* _Requirements_: Copy out all lines of the records in which the word "Month" appears.

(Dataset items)

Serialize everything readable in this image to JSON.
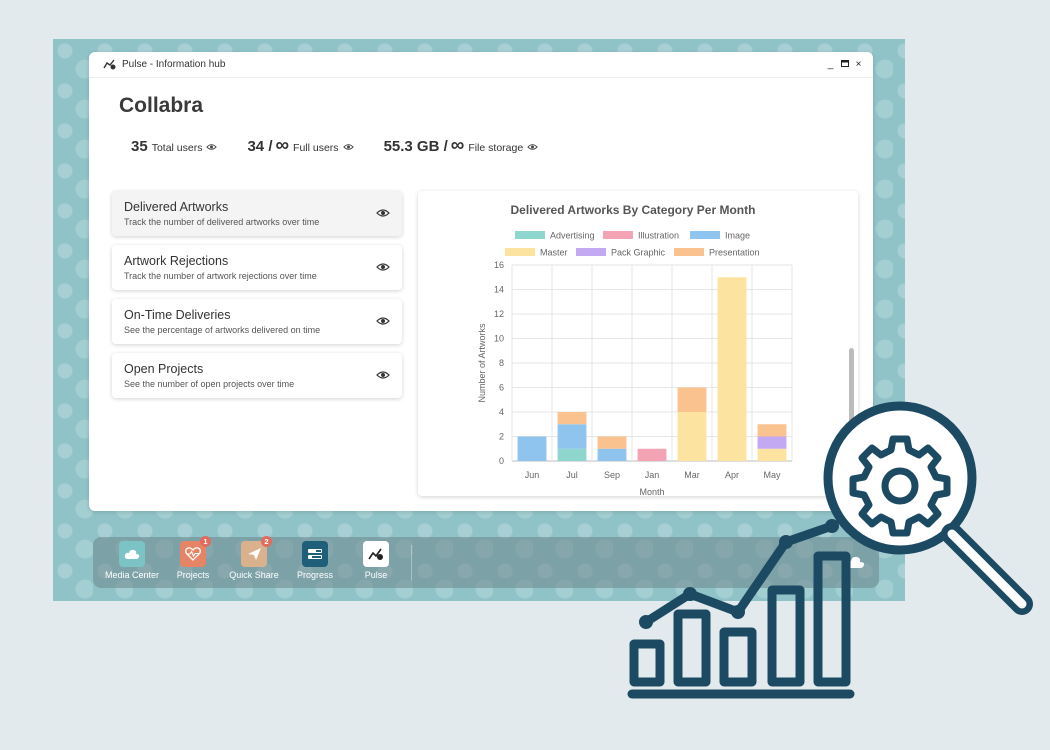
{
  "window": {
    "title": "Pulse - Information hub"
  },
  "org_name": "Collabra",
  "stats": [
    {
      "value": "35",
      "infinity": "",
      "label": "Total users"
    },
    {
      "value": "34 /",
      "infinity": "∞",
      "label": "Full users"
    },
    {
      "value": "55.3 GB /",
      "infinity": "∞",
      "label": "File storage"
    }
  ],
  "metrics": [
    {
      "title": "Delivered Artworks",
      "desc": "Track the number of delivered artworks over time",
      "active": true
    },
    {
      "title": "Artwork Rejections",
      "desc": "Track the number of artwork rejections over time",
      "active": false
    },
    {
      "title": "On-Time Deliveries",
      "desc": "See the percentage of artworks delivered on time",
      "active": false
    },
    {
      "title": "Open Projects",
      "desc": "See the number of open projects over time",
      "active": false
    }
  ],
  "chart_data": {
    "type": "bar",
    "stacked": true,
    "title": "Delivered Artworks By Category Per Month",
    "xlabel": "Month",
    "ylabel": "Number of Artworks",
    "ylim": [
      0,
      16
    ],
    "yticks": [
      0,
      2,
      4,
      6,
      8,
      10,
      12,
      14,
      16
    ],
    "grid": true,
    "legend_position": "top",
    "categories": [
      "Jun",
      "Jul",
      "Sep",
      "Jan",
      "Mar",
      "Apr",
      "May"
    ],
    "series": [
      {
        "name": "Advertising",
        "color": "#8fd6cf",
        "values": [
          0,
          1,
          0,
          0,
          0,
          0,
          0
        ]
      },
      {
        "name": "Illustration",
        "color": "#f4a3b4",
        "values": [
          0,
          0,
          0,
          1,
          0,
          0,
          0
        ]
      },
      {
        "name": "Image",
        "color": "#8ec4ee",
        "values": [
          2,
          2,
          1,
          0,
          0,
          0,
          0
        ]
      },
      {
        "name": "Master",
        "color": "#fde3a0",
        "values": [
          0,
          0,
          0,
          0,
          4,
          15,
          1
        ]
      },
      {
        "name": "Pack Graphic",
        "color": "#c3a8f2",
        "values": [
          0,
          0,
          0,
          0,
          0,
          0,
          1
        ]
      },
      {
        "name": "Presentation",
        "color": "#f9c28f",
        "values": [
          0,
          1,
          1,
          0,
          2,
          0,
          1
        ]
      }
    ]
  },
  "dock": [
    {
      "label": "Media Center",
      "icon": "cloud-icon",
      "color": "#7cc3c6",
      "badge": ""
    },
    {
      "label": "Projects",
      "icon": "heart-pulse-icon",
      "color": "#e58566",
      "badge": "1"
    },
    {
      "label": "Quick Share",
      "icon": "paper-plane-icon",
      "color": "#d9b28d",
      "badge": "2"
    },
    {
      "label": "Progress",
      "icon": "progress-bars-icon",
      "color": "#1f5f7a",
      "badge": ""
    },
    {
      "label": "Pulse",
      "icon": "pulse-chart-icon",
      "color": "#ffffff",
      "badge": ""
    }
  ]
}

...

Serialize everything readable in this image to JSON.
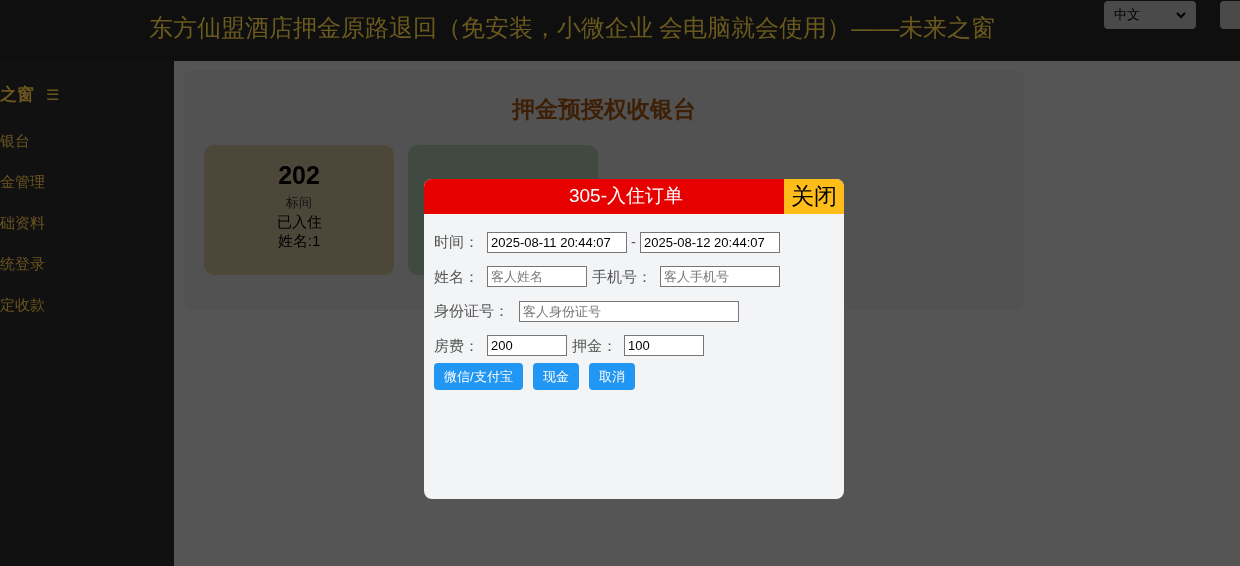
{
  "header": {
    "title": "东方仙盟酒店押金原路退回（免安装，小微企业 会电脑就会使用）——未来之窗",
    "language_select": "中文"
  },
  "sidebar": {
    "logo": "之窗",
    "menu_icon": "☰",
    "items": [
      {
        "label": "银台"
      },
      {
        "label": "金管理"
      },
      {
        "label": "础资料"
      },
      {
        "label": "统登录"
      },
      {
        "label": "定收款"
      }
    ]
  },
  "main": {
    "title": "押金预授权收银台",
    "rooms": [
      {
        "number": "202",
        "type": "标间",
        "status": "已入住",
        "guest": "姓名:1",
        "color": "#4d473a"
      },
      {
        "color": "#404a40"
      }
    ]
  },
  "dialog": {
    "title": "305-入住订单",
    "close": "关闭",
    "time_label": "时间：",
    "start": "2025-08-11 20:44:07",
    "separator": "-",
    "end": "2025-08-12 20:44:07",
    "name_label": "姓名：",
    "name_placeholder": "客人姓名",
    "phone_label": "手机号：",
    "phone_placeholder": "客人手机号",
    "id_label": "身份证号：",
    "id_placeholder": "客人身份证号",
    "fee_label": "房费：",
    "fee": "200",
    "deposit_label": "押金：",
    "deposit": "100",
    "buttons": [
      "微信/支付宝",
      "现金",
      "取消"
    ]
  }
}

==

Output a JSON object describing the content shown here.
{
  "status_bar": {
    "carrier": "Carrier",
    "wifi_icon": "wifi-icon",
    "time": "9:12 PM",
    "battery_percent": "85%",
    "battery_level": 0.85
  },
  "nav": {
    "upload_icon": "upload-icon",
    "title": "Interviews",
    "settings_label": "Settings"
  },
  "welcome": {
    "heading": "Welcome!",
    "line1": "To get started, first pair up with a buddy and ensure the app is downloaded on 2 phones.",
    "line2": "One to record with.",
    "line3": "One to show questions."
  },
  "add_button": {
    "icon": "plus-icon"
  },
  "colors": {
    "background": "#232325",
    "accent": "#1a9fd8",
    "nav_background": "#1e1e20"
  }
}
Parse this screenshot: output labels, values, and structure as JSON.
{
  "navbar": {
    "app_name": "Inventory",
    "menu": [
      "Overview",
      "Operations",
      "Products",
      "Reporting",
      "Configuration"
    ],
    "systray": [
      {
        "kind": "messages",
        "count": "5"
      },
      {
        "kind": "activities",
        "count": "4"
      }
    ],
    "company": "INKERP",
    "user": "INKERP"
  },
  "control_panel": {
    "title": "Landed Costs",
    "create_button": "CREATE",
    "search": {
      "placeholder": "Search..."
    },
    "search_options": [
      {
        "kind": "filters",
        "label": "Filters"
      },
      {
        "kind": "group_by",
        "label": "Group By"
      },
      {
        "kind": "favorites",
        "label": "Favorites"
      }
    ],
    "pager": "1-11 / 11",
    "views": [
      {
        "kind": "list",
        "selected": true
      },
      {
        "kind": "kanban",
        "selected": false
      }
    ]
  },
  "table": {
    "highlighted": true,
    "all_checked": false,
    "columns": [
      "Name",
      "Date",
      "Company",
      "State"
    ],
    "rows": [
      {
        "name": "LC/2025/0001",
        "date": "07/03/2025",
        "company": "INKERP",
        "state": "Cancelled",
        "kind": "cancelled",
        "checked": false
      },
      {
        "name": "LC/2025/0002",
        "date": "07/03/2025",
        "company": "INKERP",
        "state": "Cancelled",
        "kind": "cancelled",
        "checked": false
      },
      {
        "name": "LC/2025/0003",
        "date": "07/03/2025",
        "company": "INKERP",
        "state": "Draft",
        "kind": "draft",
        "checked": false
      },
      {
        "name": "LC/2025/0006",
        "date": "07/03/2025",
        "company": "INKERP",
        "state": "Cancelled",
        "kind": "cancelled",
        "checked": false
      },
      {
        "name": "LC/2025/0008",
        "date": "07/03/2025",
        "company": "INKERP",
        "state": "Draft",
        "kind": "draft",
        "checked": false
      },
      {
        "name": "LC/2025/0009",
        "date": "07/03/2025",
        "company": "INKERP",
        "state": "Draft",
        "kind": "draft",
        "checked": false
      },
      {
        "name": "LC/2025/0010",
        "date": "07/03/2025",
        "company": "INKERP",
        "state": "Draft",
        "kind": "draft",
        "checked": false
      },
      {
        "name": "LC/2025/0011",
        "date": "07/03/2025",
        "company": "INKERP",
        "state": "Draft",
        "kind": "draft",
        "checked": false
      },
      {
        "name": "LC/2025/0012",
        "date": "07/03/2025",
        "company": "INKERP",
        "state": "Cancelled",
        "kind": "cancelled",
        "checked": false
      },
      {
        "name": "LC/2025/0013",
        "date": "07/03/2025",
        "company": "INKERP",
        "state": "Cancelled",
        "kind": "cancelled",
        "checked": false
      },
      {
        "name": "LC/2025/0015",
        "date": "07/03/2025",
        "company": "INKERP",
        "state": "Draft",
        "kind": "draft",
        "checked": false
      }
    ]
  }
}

* _Reply_:
    "title": "Delivered Artworks By Category Per Month",
    "xlabel": "Month",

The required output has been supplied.